### [Collected data entries]
>>

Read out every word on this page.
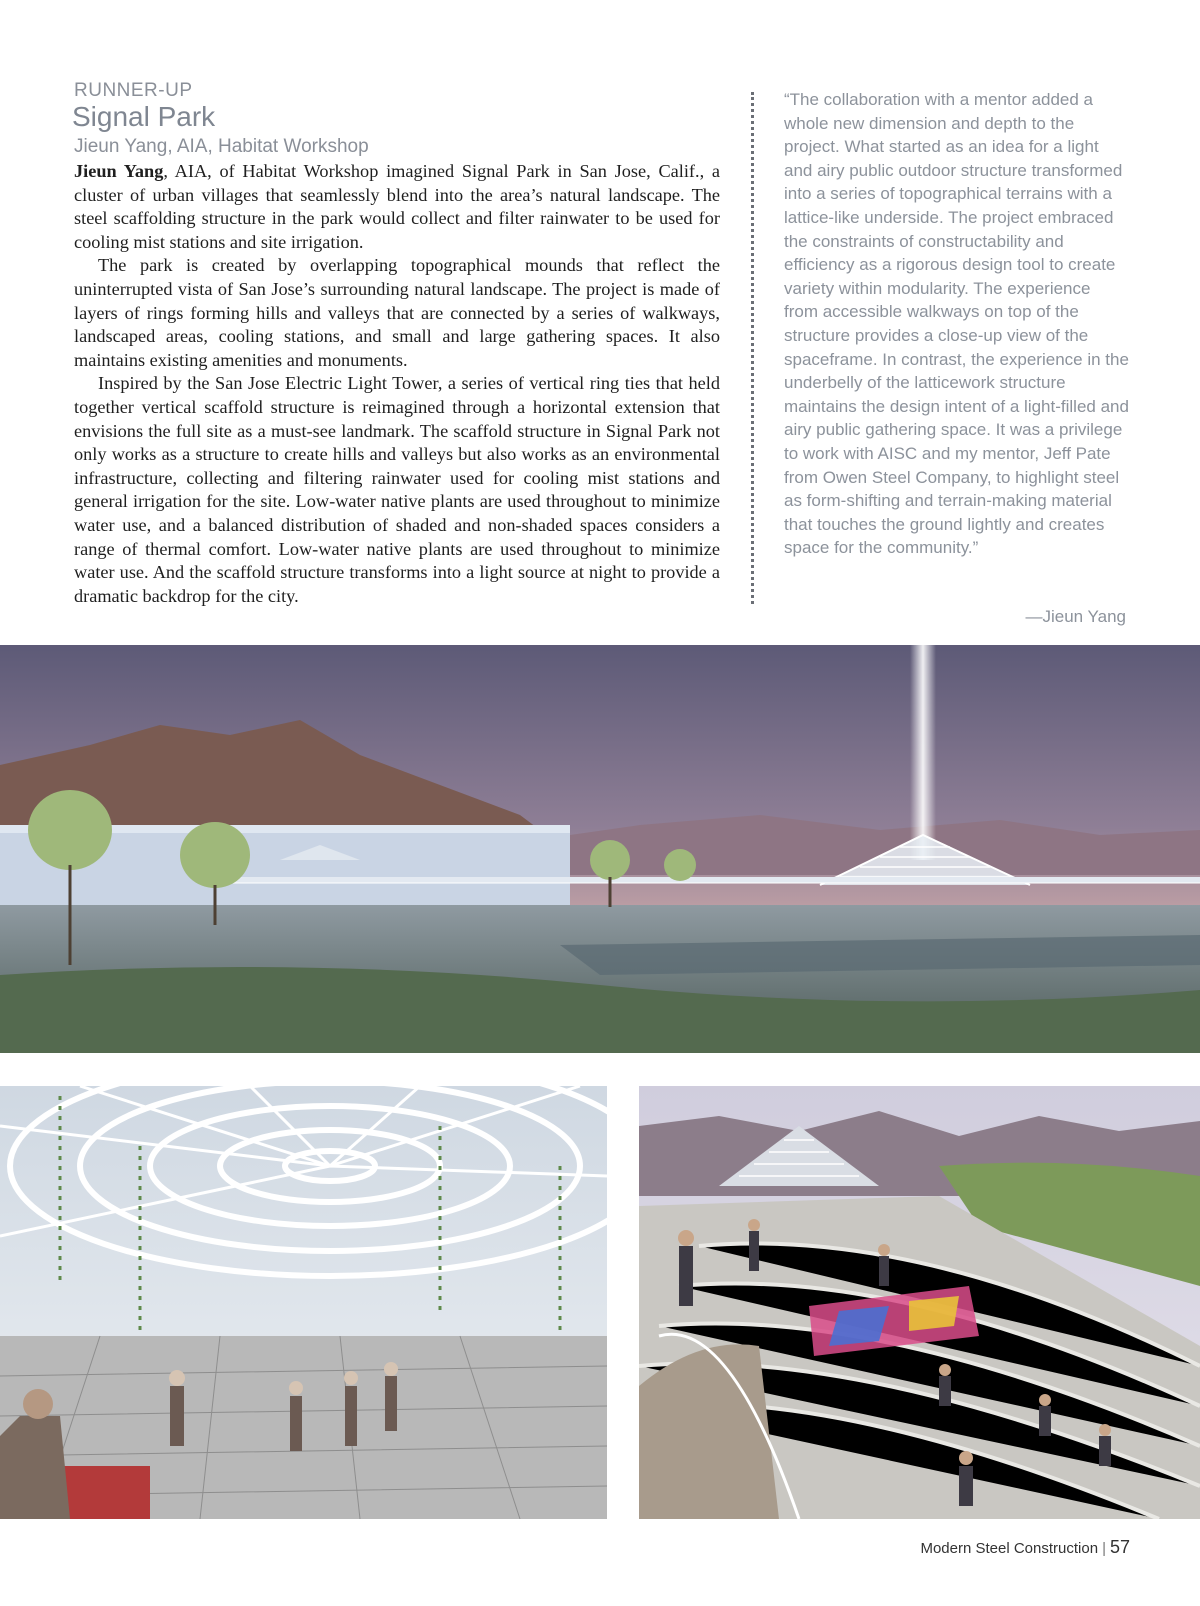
RUNNER-UP
Signal Park
Jieun Yang, AIA, Habitat Workshop

Jieun Yang, AIA, of Habitat Workshop imagined Signal Park in San Jose, Calif., a cluster of urban villages that seamlessly blend into the area’s natural landscape. The steel scaffolding structure in the park would collect and filter rainwater to be used for cooling mist stations and site irrigation.

The park is created by overlapping topographical mounds that reflect the uninterrupted vista of San Jose’s surrounding natural landscape. The project is made of layers of rings forming hills and valleys that are connected by a series of walkways, landscaped areas, cooling stations, and small and large gathering spaces. It also maintains existing amenities and monuments.

Inspired by the San Jose Electric Light Tower, a series of vertical ring ties that held together vertical scaffold structure is reimagined through a horizontal extension that envisions the full site as a must-see landmark. The scaffold structure in Signal Park not only works as a structure to create hills and valleys but also works as an environmental infrastructure, collecting and filtering rainwater used for cooling mist stations and general irrigation for the site. Low-water native plants are used throughout to minimize water use, and a balanced distribution of shaded and non-shaded spaces considers a range of thermal comfort. Low-water native plants are used throughout to minimize water use. And the scaffold structure transforms into a light source at night to provide a dramatic backdrop for the city.

“The collaboration with a mentor added a whole new dimension and depth to the project. What started as an idea for a light and airy public outdoor structure transformed into a series of topographical terrains with a lattice-like underside. The project embraced the constraints of constructability and efficiency as a rigorous design tool to create variety within modularity. The experience from accessible walkways on top of the structure provides a close-up view of the spaceframe. In contrast, the experience in the underbelly of the latticework structure maintains the design intent of a light-filled and airy public gathering space. It was a privilege to work with AISC and my mentor, Jeff Pate from Owen Steel Company, to highlight steel as form-shifting and terrain-making material that touches the ground lightly and creates space for the community.”
—Jieun Yang
Modern Steel Construction | 57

<<

### [Objective]
Transcribe each entry precisely as given, leaving the pictures out.

### [In response]
Read out every word on this page.
RUNNER-UP
Signal Park
Jieun Yang, AIA, Habitat Workshop

Jieun Yang, AIA, of Habitat Workshop imagined Signal Park in San Jose, Calif., a cluster of urban villages that seamlessly blend into the area’s natural landscape. The steel scaffolding structure in the park would collect and filter rainwater to be used for cooling mist stations and site irrigation.

The park is created by overlapping topographical mounds that reflect the uninterrupted vista of San Jose’s surrounding natural landscape. The project is made of layers of rings forming hills and valleys that are connected by a series of walkways, landscaped areas, cooling stations, and small and large gathering spaces. It also maintains existing amenities and monuments.

Inspired by the San Jose Electric Light Tower, a series of vertical ring ties that held together vertical scaffold structure is reimagined through a horizontal extension that envisions the full site as a must-see landmark. The scaffold structure in Signal Park not only works as a structure to create hills and valleys but also works as an environmental infrastructure, collecting and filtering rainwater used for cooling mist stations and general irrigation for the site. Low-water native plants are used throughout to minimize water use, and a balanced distribution of shaded and non-shaded spaces considers a range of thermal comfort. Low-water native plants are used throughout to minimize water use. And the scaffold structure transforms into a light source at night to provide a dramatic backdrop for the city.

“The collaboration with a mentor added a whole new dimension and depth to the project. What started as an idea for a light and airy public outdoor structure transformed into a series of topographical terrains with a lattice-like underside. The project embraced the constraints of constructability and efficiency as a rigorous design tool to create variety within modularity. The experience from accessible walkways on top of the structure provides a close-up view of the spaceframe. In contrast, the experience in the underbelly of the latticework structure maintains the design intent of a light-filled and airy public gathering space. It was a privilege to work with AISC and my mentor, Jeff Pate from Owen Steel Company, to highlight steel as form-shifting and terrain-making material that touches the ground lightly and creates space for the community.”
—Jieun Yang
Modern Steel Construction | 57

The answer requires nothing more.